(Entries with figure data)
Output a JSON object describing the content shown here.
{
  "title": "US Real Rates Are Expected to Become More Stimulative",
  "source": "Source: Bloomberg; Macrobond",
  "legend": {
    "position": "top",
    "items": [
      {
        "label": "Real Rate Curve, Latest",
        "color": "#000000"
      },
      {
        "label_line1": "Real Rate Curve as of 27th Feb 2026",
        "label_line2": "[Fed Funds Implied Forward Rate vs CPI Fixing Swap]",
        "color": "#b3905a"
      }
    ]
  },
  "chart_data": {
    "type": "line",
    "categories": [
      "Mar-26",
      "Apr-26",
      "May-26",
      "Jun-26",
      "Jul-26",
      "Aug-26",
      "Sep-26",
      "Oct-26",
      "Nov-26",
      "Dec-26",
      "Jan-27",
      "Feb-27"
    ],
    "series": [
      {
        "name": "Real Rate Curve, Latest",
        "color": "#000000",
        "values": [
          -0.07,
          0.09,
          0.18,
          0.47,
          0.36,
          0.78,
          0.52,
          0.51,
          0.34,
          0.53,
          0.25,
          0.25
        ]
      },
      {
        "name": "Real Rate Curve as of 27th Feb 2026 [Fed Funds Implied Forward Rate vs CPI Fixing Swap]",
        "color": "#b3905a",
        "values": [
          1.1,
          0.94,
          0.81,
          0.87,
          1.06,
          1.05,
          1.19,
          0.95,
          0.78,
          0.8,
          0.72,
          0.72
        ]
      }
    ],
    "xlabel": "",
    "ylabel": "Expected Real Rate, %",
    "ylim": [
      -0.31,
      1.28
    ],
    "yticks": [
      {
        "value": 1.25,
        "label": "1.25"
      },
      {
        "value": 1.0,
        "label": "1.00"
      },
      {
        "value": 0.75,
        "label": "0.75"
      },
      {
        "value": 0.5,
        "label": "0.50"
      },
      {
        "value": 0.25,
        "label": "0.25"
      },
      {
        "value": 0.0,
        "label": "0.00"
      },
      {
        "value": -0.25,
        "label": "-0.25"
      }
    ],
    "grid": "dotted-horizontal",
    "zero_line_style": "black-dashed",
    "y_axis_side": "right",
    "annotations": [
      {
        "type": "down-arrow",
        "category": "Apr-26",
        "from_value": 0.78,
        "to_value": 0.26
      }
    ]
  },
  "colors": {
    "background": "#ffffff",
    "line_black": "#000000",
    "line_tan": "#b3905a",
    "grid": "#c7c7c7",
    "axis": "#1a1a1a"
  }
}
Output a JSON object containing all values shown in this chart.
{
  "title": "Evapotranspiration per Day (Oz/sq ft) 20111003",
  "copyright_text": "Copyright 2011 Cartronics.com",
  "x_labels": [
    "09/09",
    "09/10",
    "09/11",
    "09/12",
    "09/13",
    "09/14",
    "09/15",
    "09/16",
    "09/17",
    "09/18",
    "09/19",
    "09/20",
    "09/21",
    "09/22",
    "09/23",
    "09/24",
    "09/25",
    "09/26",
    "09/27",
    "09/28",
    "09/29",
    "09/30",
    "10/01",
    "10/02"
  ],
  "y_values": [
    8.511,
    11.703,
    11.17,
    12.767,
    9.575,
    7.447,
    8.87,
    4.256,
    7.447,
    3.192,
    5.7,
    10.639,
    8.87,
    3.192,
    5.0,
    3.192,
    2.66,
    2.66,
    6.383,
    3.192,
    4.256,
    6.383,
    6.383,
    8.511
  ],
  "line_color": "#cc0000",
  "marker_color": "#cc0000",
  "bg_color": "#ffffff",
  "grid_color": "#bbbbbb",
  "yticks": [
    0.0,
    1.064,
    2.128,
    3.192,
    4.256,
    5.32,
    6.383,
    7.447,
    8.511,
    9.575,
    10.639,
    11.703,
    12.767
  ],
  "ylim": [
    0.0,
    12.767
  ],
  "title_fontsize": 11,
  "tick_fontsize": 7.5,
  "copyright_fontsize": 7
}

### DIRECTIVE
Please reproduce every line of the material word for word.

### FULL RESPONSE
Output a JSON object describing the content shown here.
{
  "title": "US Real Rates Are Expected to Become More Stimulative",
  "source": "Source: Bloomberg; Macrobond",
  "legend": {
    "position": "top",
    "items": [
      {
        "label": "Real Rate Curve, Latest",
        "color": "#000000"
      },
      {
        "label_line1": "Real Rate Curve as of 27th Feb 2026",
        "label_line2": "[Fed Funds Implied Forward Rate vs CPI Fixing Swap]",
        "color": "#b3905a"
      }
    ]
  },
  "chart_data": {
    "type": "line",
    "categories": [
      "Mar-26",
      "Apr-26",
      "May-26",
      "Jun-26",
      "Jul-26",
      "Aug-26",
      "Sep-26",
      "Oct-26",
      "Nov-26",
      "Dec-26",
      "Jan-27",
      "Feb-27"
    ],
    "series": [
      {
        "name": "Real Rate Curve, Latest",
        "color": "#000000",
        "values": [
          -0.07,
          0.09,
          0.18,
          0.47,
          0.36,
          0.78,
          0.52,
          0.51,
          0.34,
          0.53,
          0.25,
          0.25
        ]
      },
      {
        "name": "Real Rate Curve as of 27th Feb 2026 [Fed Funds Implied Forward Rate vs CPI Fixing Swap]",
        "color": "#b3905a",
        "values": [
          1.1,
          0.94,
          0.81,
          0.87,
          1.06,
          1.05,
          1.19,
          0.95,
          0.78,
          0.8,
          0.72,
          0.72
        ]
      }
    ],
    "xlabel": "",
    "ylabel": "Expected Real Rate, %",
    "ylim": [
      -0.31,
      1.28
    ],
    "yticks": [
      {
        "value": 1.25,
        "label": "1.25"
      },
      {
        "value": 1.0,
        "label": "1.00"
      },
      {
        "value": 0.75,
        "label": "0.75"
      },
      {
        "value": 0.5,
        "label": "0.50"
      },
      {
        "value": 0.25,
        "label": "0.25"
      },
      {
        "value": 0.0,
        "label": "0.00"
      },
      {
        "value": -0.25,
        "label": "-0.25"
      }
    ],
    "grid": "dotted-horizontal",
    "zero_line_style": "black-dashed",
    "y_axis_side": "right",
    "annotations": [
      {
        "type": "down-arrow",
        "category": "Apr-26",
        "from_value": 0.78,
        "to_value": 0.26
      }
    ]
  },
  "colors": {
    "background": "#ffffff",
    "line_black": "#000000",
    "line_tan": "#b3905a",
    "grid": "#c7c7c7",
    "axis": "#1a1a1a"
  }
}
Output a JSON object containing all values shown in this chart.
{
  "title": "Evapotranspiration per Day (Oz/sq ft) 20111003",
  "copyright_text": "Copyright 2011 Cartronics.com",
  "x_labels": [
    "09/09",
    "09/10",
    "09/11",
    "09/12",
    "09/13",
    "09/14",
    "09/15",
    "09/16",
    "09/17",
    "09/18",
    "09/19",
    "09/20",
    "09/21",
    "09/22",
    "09/23",
    "09/24",
    "09/25",
    "09/26",
    "09/27",
    "09/28",
    "09/29",
    "09/30",
    "10/01",
    "10/02"
  ],
  "y_values": [
    8.511,
    11.703,
    11.17,
    12.767,
    9.575,
    7.447,
    8.87,
    4.256,
    7.447,
    3.192,
    5.7,
    10.639,
    8.87,
    3.192,
    5.0,
    3.192,
    2.66,
    2.66,
    6.383,
    3.192,
    4.256,
    6.383,
    6.383,
    8.511
  ],
  "line_color": "#cc0000",
  "marker_color": "#cc0000",
  "bg_color": "#ffffff",
  "grid_color": "#bbbbbb",
  "yticks": [
    0.0,
    1.064,
    2.128,
    3.192,
    4.256,
    5.32,
    6.383,
    7.447,
    8.511,
    9.575,
    10.639,
    11.703,
    12.767
  ],
  "ylim": [
    0.0,
    12.767
  ],
  "title_fontsize": 11,
  "tick_fontsize": 7.5,
  "copyright_fontsize": 7
}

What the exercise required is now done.